* **WHAT YOU NEED TO DO**
Pull each line containing "알고리즘은" out of the data and copy it.

— BEGIN DATASET EXCERPTS —

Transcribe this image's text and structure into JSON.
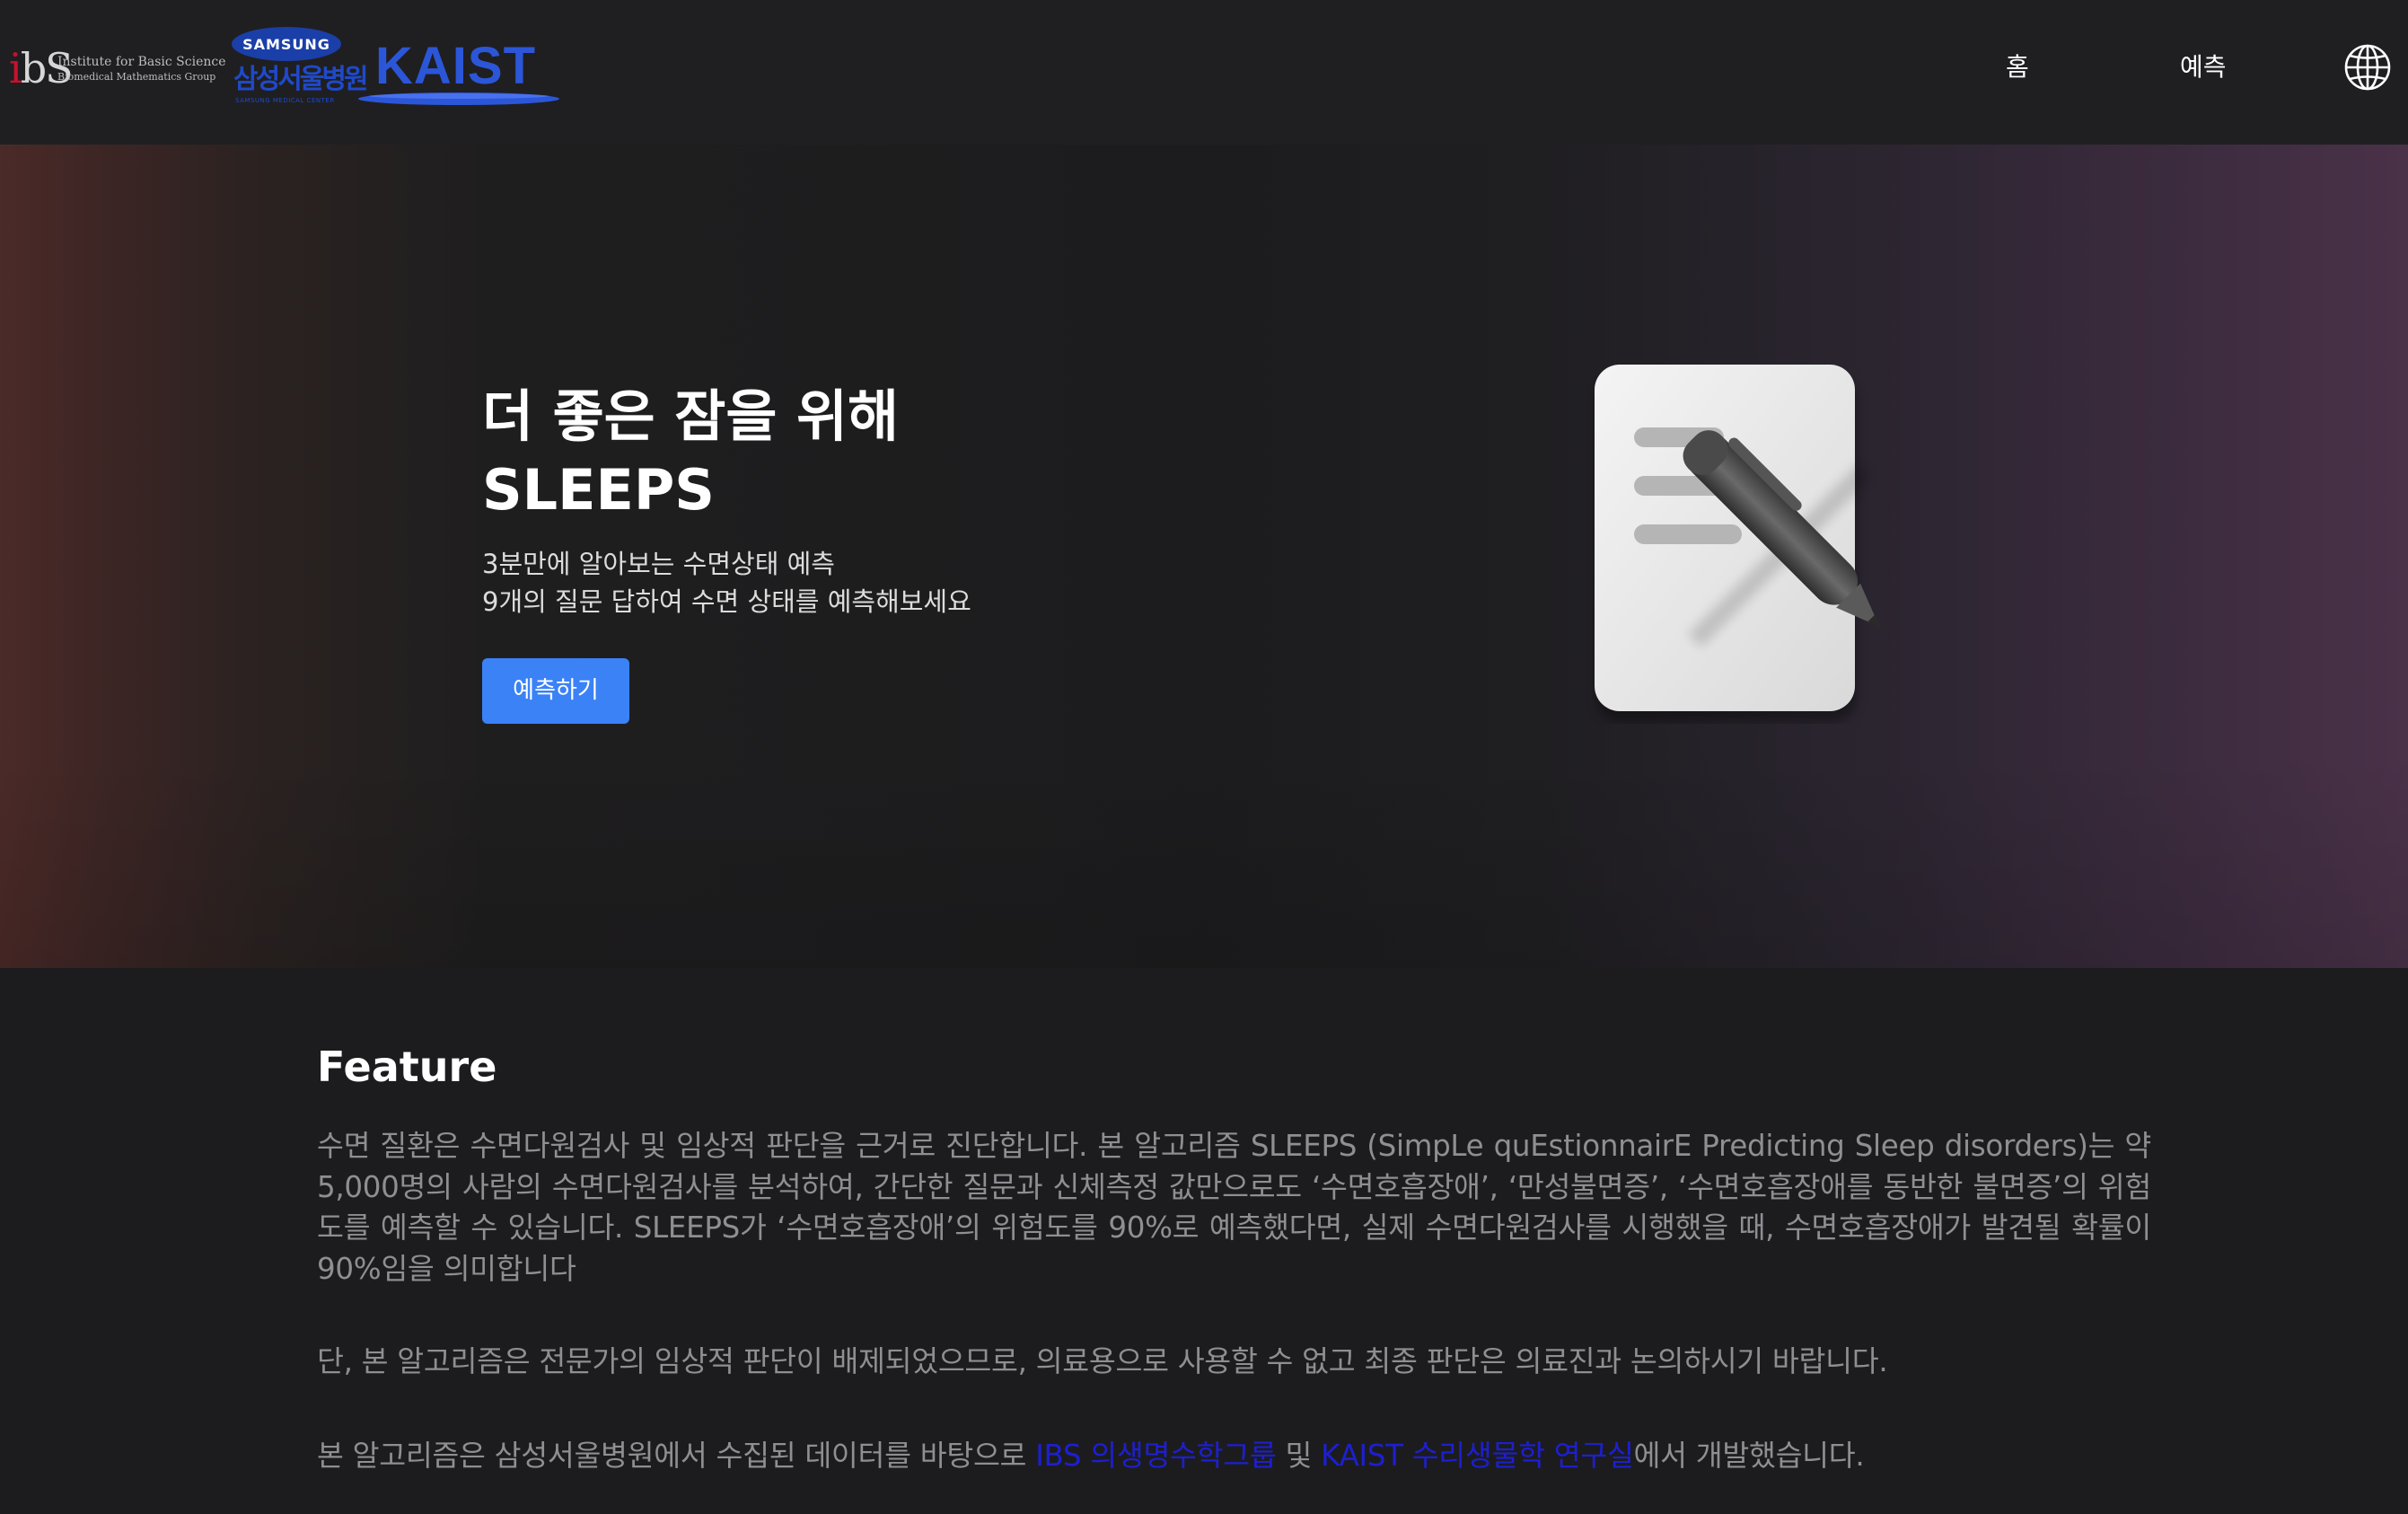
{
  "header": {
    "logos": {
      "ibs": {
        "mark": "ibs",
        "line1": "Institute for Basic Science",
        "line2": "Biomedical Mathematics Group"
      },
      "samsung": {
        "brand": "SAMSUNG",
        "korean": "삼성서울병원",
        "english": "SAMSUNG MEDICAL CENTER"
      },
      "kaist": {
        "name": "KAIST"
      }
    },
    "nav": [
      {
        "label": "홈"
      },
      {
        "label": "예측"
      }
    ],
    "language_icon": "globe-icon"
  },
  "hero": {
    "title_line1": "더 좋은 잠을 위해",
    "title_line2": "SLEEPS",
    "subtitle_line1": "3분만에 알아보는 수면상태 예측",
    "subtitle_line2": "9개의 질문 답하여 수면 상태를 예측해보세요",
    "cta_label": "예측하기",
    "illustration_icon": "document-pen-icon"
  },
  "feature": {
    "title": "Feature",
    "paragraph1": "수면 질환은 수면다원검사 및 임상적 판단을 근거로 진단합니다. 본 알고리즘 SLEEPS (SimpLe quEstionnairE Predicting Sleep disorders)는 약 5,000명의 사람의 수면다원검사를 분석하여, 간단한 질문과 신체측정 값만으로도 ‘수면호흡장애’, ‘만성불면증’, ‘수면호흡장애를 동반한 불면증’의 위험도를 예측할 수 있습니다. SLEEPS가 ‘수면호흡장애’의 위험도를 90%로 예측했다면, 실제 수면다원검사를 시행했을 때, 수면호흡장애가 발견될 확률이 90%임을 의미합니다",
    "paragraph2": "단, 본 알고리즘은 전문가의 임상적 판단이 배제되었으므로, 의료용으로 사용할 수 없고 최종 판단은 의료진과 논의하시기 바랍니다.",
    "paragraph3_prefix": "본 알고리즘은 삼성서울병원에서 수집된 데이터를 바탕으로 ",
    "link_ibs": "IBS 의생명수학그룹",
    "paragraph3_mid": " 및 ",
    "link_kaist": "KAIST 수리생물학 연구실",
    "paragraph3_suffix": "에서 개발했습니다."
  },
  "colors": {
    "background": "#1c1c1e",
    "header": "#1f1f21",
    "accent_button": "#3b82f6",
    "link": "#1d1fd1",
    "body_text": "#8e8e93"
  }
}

— END DATASET EXCERPTS —

* **ANSWER FOR THIS EXERCISE**
    "paragraph2": "단, 본 알고리즘은 전문가의 임상적 판단이 배제되었으므로, 의료용으로 사용할 수 없고 최종 판단은 의료진과 논의하시기 바랍니다.",
    "paragraph3_prefix": "본 알고리즘은 삼성서울병원에서 수집된 데이터를 바탕으로 ",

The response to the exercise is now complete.